Stored data:
__________
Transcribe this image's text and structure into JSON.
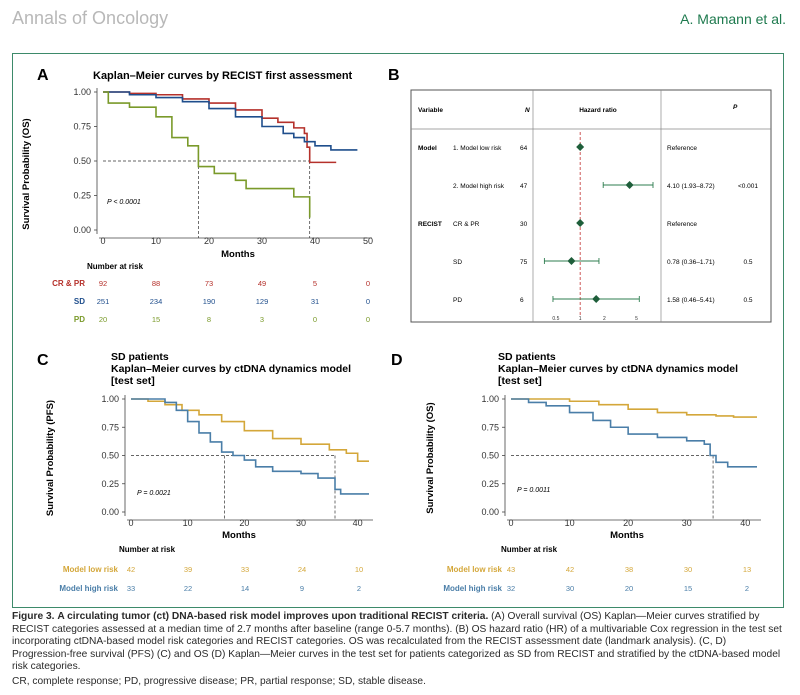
{
  "header": {
    "journal": "Annals of Oncology",
    "author": "A. Mamann et al."
  },
  "panel_a": {
    "letter": "A",
    "title": "Kaplan–Meier curves by RECIST first assessment",
    "ylabel": "Survival Probability (OS)",
    "xlabel": "Months",
    "pvalue": "P < 0.0001",
    "y_ticks": [
      "1.00",
      "0.75",
      "0.50",
      "0.25",
      "0.00"
    ],
    "x_ticks": [
      "0",
      "10",
      "20",
      "30",
      "40",
      "50"
    ],
    "risk_title": "Number at risk",
    "risk_rows": [
      {
        "label": "CR & PR",
        "color": "#b5312b",
        "values": [
          "92",
          "88",
          "73",
          "49",
          "5",
          "0"
        ]
      },
      {
        "label": "SD",
        "color": "#1f4e8c",
        "values": [
          "251",
          "234",
          "190",
          "129",
          "31",
          "0"
        ]
      },
      {
        "label": "PD",
        "color": "#7a9a2a",
        "values": [
          "20",
          "15",
          "8",
          "3",
          "0",
          "0"
        ]
      }
    ]
  },
  "panel_b": {
    "letter": "B",
    "headers": {
      "variable": "Variable",
      "n": "N",
      "hr": "Hazard ratio",
      "p": "P"
    },
    "rows": [
      {
        "group": "Model",
        "level": "1. Model low risk",
        "n": "64",
        "hr_text": "Reference",
        "p": ""
      },
      {
        "group": "",
        "level": "2. Model high risk",
        "n": "47",
        "hr_text": "4.10 (1.93–8.72)",
        "p": "<0.001"
      },
      {
        "group": "RECIST",
        "level": "CR & PR",
        "n": "30",
        "hr_text": "Reference",
        "p": ""
      },
      {
        "group": "",
        "level": "SD",
        "n": "75",
        "hr_text": "0.78 (0.36–1.71)",
        "p": "0.5"
      },
      {
        "group": "",
        "level": "PD",
        "n": "6",
        "hr_text": "1.58 (0.46–5.41)",
        "p": "0.5"
      }
    ],
    "axis_ticks": [
      "0.5",
      "1",
      "2",
      "5"
    ]
  },
  "panel_c": {
    "letter": "C",
    "title_lines": [
      "SD patients",
      "Kaplan–Meier curves by ctDNA dynamics model",
      "[test set]"
    ],
    "ylabel": "Survival Probability (PFS)",
    "xlabel": "Months",
    "pvalue": "P = 0.0021",
    "y_ticks": [
      "1.00",
      "0.75",
      "0.50",
      "0.25",
      "0.00"
    ],
    "x_ticks": [
      "0",
      "10",
      "20",
      "30",
      "40"
    ],
    "risk_title": "Number at risk",
    "risk_rows": [
      {
        "label": "Model low risk",
        "color": "#d4a73a",
        "values": [
          "42",
          "39",
          "33",
          "24",
          "10"
        ]
      },
      {
        "label": "Model high risk",
        "color": "#4a7ea8",
        "values": [
          "33",
          "22",
          "14",
          "9",
          "2"
        ]
      }
    ]
  },
  "panel_d": {
    "letter": "D",
    "title_lines": [
      "SD patients",
      "Kaplan–Meier curves by ctDNA dynamics model",
      "[test set]"
    ],
    "ylabel": "Survival Probability (OS)",
    "xlabel": "Months",
    "pvalue": "P = 0.0011",
    "y_ticks": [
      "1.00",
      "0.75",
      "0.50",
      "0.25",
      "0.00"
    ],
    "x_ticks": [
      "0",
      "10",
      "20",
      "30",
      "40"
    ],
    "risk_title": "Number at risk",
    "risk_rows": [
      {
        "label": "Model low risk",
        "color": "#d4a73a",
        "values": [
          "43",
          "42",
          "38",
          "30",
          "13"
        ]
      },
      {
        "label": "Model high risk",
        "color": "#4a7ea8",
        "values": [
          "32",
          "30",
          "20",
          "15",
          "2"
        ]
      }
    ]
  },
  "caption": {
    "label": "Figure 3.",
    "bold": "A circulating tumor (ct) DNA-based risk model improves upon traditional RECIST criteria.",
    "text": "(A) Overall survival (OS) Kaplan—Meier curves stratified by RECIST categories assessed at a median time of 2.7 months after baseline (range 0-5.7 months). (B) OS hazard ratio (HR) of a multivariable Cox regression in the test set incorporating ctDNA-based model risk categories and RECIST categories. OS was recalculated from the RECIST assessment date (landmark analysis). (C, D) Progression-free survival (PFS) (C) and OS (D) Kaplan—Meier curves in the test set for patients categorized as SD from RECIST and stratified by the ctDNA-based model risk categories.",
    "abbreviations": "CR, complete response; PD, progressive disease; PR, partial response; SD, stable disease."
  },
  "chart_data": [
    {
      "type": "line",
      "panel": "A",
      "title": "Kaplan–Meier curves by RECIST first assessment",
      "xlabel": "Months",
      "ylabel": "Survival Probability (OS)",
      "xlim": [
        0,
        50
      ],
      "ylim": [
        0,
        1
      ],
      "series": [
        {
          "name": "CR & PR",
          "color": "#b5312b",
          "x": [
            0,
            5,
            10,
            15,
            20,
            25,
            30,
            33,
            36,
            38,
            38.5,
            39,
            44
          ],
          "y": [
            1,
            0.99,
            0.98,
            0.95,
            0.92,
            0.87,
            0.81,
            0.78,
            0.74,
            0.7,
            0.6,
            0.49,
            0.49
          ]
        },
        {
          "name": "SD",
          "color": "#1f4e8c",
          "x": [
            0,
            5,
            10,
            15,
            20,
            25,
            30,
            34,
            36,
            38,
            40,
            43,
            48
          ],
          "y": [
            1,
            0.98,
            0.96,
            0.93,
            0.88,
            0.82,
            0.75,
            0.7,
            0.67,
            0.64,
            0.61,
            0.58,
            0.58
          ]
        },
        {
          "name": "PD",
          "color": "#7a9a2a",
          "x": [
            0,
            1,
            5,
            10,
            13,
            16,
            18,
            21,
            25,
            27,
            36,
            39
          ],
          "y": [
            1,
            0.92,
            0.89,
            0.82,
            0.67,
            0.61,
            0.46,
            0.41,
            0.36,
            0.3,
            0.24,
            0.09
          ]
        }
      ],
      "median_lines": [
        {
          "x": 18,
          "y": 0.5
        },
        {
          "x": 39,
          "y": 0.5
        }
      ]
    },
    {
      "type": "forest",
      "panel": "B",
      "scale": "log",
      "xlim": [
        0.3,
        8
      ],
      "reference": 1,
      "points": [
        {
          "label": "1. Model low risk",
          "hr": 1,
          "lo": null,
          "hi": null
        },
        {
          "label": "2. Model high risk",
          "hr": 4.1,
          "lo": 1.93,
          "hi": 8.72
        },
        {
          "label": "CR & PR",
          "hr": 1,
          "lo": null,
          "hi": null
        },
        {
          "label": "SD",
          "hr": 0.78,
          "lo": 0.36,
          "hi": 1.71
        },
        {
          "label": "PD",
          "hr": 1.58,
          "lo": 0.46,
          "hi": 5.41
        }
      ]
    },
    {
      "type": "line",
      "panel": "C",
      "xlabel": "Months",
      "ylabel": "Survival Probability (PFS)",
      "xlim": [
        0,
        42
      ],
      "ylim": [
        0,
        1
      ],
      "series": [
        {
          "name": "Model low risk",
          "color": "#d4a73a",
          "x": [
            0,
            3,
            6,
            9,
            12,
            16,
            20,
            25,
            30,
            35,
            38,
            40,
            42
          ],
          "y": [
            1,
            0.98,
            0.95,
            0.9,
            0.86,
            0.8,
            0.72,
            0.65,
            0.6,
            0.55,
            0.52,
            0.45,
            0.45
          ]
        },
        {
          "name": "Model high risk",
          "color": "#4a7ea8",
          "x": [
            0,
            6,
            8,
            10,
            12,
            14,
            16,
            18,
            20,
            22,
            25,
            30,
            33,
            35,
            36,
            37,
            42
          ],
          "y": [
            1,
            0.97,
            0.9,
            0.8,
            0.7,
            0.62,
            0.53,
            0.5,
            0.46,
            0.4,
            0.36,
            0.34,
            0.3,
            0.3,
            0.2,
            0.16,
            0.16
          ]
        }
      ],
      "median_lines": [
        {
          "x": 16.5,
          "y": 0.5
        },
        {
          "x": 36,
          "y": 0.5
        }
      ]
    },
    {
      "type": "line",
      "panel": "D",
      "xlabel": "Months",
      "ylabel": "Survival Probability (OS)",
      "xlim": [
        0,
        42
      ],
      "ylim": [
        0,
        1
      ],
      "series": [
        {
          "name": "Model low risk",
          "color": "#d4a73a",
          "x": [
            0,
            6,
            10,
            15,
            20,
            25,
            30,
            35,
            38,
            42
          ],
          "y": [
            1,
            1.0,
            0.98,
            0.95,
            0.91,
            0.88,
            0.86,
            0.85,
            0.84,
            0.84
          ]
        },
        {
          "name": "Model high risk",
          "color": "#4a7ea8",
          "x": [
            0,
            3,
            6,
            10,
            14,
            17,
            20,
            25,
            30,
            33,
            34,
            35,
            37,
            42
          ],
          "y": [
            1,
            0.97,
            0.94,
            0.88,
            0.81,
            0.75,
            0.69,
            0.66,
            0.63,
            0.6,
            0.5,
            0.44,
            0.4,
            0.4
          ]
        }
      ],
      "median_lines": [
        {
          "x": 34.5,
          "y": 0.5
        }
      ]
    }
  ]
}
__________
WHAT IS BEING ASKED:
Copy out each line of the records above that includes "ratio".

EXPECTED ANSWER:
      "hr": "Hazard ratio",
    "text": "(A) Overall survival (OS) Kaplan—Meier curves stratified by RECIST categories assessed at a median time of 2.7 months after baseline (range 0-5.7 months). (B) OS hazard ratio (HR) of a multivariable Cox regression in the test set incorporating ctDNA-based model risk categories and RECIST categories. OS was recalculated from the RECIST assessment date (landmark analysis). (C, D) Progression-free survival (PFS) (C) and OS (D) Kaplan—Meier curves in the test set for patients categorized as SD from RECIST and stratified by the ctDNA-based model risk categories.",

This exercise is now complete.